>> START DATASET EXTRACT

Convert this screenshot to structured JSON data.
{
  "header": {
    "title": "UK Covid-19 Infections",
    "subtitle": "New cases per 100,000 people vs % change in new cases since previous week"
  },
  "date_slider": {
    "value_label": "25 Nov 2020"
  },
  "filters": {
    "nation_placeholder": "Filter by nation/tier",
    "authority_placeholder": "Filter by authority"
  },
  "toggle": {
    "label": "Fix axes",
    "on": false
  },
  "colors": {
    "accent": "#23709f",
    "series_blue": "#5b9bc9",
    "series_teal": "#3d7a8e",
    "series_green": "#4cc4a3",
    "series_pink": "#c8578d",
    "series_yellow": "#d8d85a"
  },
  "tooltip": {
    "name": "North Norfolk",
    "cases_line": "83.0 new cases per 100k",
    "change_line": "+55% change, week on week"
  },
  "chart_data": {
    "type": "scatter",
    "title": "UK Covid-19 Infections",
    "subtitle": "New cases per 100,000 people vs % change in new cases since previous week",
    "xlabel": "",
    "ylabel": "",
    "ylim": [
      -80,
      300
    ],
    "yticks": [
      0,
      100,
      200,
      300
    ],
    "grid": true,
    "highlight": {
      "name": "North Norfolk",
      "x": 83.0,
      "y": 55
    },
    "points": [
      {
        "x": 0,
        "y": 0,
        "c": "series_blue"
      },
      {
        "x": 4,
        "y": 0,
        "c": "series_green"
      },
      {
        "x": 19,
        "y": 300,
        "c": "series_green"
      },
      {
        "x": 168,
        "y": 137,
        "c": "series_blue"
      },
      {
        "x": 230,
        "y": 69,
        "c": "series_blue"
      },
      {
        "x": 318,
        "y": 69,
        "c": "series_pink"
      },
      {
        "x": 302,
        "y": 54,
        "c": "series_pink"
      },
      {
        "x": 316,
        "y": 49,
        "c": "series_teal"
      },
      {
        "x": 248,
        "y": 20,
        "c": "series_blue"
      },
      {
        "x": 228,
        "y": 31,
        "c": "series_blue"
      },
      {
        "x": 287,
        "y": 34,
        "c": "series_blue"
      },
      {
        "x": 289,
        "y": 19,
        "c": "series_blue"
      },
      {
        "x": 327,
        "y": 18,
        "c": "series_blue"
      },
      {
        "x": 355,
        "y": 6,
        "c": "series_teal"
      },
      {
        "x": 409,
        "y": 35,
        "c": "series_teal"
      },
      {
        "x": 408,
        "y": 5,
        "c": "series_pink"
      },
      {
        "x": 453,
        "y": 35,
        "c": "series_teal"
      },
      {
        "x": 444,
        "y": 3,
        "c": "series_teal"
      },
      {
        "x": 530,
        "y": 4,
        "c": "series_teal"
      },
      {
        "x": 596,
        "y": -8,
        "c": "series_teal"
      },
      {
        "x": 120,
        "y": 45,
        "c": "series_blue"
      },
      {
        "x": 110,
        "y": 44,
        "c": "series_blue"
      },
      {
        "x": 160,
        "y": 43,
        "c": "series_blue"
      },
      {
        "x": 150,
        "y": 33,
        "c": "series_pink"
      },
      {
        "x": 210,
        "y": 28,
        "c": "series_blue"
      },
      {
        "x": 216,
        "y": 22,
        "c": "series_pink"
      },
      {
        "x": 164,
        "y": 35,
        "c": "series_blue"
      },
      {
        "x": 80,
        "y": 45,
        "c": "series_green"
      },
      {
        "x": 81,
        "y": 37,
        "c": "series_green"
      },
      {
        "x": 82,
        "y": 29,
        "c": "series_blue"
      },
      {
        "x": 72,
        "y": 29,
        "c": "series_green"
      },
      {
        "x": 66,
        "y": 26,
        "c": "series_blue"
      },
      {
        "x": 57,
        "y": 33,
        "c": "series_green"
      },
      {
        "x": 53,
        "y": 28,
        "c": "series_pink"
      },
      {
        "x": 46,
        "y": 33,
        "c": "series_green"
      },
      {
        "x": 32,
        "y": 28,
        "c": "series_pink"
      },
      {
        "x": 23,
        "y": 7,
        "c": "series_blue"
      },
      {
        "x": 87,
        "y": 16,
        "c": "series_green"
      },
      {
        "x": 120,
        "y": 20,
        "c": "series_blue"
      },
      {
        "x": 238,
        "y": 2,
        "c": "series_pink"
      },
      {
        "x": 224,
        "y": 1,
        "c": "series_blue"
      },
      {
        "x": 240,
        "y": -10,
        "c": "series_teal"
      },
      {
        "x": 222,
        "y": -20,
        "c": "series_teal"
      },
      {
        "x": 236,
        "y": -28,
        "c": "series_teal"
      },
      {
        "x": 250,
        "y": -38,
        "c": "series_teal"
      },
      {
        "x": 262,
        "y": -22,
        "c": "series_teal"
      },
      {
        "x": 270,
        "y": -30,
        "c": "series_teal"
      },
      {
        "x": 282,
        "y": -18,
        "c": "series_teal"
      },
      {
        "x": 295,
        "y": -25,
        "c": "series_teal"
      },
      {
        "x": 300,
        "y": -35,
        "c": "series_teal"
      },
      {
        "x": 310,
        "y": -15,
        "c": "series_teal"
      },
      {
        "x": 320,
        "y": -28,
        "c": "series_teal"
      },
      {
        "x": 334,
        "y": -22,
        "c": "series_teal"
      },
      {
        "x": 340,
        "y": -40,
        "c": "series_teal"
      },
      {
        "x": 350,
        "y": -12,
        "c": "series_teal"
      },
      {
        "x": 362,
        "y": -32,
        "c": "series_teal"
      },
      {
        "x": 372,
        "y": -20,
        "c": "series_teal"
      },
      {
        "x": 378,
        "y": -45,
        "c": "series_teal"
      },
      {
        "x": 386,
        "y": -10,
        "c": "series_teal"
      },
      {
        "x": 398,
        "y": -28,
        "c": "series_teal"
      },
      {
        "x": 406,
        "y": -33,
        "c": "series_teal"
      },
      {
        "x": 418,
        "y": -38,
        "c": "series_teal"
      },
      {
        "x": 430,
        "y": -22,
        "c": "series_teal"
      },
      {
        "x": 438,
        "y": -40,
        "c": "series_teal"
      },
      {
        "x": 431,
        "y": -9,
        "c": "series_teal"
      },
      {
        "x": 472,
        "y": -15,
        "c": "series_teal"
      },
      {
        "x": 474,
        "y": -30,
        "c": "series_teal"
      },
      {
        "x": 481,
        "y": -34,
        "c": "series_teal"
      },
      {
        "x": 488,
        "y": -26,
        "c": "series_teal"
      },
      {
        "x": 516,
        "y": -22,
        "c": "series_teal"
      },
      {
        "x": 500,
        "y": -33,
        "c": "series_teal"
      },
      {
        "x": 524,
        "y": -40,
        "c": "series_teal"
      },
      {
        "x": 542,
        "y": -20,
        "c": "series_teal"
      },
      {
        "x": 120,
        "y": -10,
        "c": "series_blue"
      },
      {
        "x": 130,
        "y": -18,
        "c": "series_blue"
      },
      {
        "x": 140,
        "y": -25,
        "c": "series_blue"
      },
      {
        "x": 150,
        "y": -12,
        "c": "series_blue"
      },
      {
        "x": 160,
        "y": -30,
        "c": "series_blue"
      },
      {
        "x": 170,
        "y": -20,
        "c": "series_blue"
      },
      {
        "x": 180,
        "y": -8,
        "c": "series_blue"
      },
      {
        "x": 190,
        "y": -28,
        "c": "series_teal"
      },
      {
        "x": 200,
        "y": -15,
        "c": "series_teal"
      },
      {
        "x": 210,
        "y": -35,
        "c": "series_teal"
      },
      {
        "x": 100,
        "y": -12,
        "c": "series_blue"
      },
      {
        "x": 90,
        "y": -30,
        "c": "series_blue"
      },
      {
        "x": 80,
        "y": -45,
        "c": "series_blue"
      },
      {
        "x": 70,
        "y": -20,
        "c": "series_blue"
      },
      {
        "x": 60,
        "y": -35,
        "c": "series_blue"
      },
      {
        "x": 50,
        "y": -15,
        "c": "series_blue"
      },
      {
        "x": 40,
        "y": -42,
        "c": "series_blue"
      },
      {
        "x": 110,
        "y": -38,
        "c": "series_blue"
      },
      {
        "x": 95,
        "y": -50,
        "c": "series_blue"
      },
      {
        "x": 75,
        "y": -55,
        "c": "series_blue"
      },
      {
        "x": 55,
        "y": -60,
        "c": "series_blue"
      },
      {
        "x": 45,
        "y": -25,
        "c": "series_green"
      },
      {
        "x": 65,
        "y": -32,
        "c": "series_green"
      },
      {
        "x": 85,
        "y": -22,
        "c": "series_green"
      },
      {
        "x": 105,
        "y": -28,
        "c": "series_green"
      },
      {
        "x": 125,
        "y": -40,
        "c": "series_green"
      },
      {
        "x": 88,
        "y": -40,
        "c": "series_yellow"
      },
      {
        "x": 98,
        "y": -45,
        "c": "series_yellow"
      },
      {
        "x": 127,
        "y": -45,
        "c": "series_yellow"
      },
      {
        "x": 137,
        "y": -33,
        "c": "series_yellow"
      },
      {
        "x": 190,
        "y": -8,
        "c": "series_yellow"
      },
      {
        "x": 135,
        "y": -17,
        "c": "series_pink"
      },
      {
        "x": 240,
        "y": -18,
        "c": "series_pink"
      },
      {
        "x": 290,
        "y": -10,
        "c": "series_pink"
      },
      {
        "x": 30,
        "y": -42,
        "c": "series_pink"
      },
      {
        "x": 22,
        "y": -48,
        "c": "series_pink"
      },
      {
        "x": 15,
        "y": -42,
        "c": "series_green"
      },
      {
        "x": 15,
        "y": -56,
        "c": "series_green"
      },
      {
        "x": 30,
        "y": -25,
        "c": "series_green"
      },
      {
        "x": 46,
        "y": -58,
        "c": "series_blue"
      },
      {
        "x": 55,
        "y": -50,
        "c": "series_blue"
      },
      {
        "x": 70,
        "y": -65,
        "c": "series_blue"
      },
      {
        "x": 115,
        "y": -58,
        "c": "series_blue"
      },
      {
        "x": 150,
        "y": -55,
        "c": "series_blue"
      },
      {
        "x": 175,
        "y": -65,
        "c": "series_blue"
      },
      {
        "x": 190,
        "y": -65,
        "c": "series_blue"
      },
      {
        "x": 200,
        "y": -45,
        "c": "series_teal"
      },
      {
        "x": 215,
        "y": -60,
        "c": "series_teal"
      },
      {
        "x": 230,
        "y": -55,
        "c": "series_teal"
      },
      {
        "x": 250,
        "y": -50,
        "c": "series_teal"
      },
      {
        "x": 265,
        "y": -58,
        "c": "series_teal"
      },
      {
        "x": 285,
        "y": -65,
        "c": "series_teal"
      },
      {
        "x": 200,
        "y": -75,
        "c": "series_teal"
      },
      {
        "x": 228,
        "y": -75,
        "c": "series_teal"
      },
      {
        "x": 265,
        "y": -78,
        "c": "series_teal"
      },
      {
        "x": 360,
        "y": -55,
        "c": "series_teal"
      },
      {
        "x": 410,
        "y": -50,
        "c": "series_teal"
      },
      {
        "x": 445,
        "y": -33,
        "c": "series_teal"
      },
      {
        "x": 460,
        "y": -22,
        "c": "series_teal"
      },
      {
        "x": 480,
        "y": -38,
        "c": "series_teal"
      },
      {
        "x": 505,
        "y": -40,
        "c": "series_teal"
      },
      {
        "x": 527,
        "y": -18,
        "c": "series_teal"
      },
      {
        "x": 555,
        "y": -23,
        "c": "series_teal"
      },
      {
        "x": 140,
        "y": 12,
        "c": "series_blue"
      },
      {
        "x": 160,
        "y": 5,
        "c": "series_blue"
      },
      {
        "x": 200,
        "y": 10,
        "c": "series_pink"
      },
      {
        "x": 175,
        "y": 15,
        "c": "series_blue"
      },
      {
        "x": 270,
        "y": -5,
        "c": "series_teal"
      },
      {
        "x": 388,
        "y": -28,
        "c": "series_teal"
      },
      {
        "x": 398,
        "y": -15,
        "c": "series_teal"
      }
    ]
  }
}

>> END DATASET EXTRACT

WHAT THE EXERCISE ASKS
Note every line above where the string "since" shows up, and copy those lines.

TASK RESULT
    "subtitle": "New cases per 100,000 people vs % change in new cases since previous week"
    "subtitle": "New cases per 100,000 people vs % change in new cases since previous week",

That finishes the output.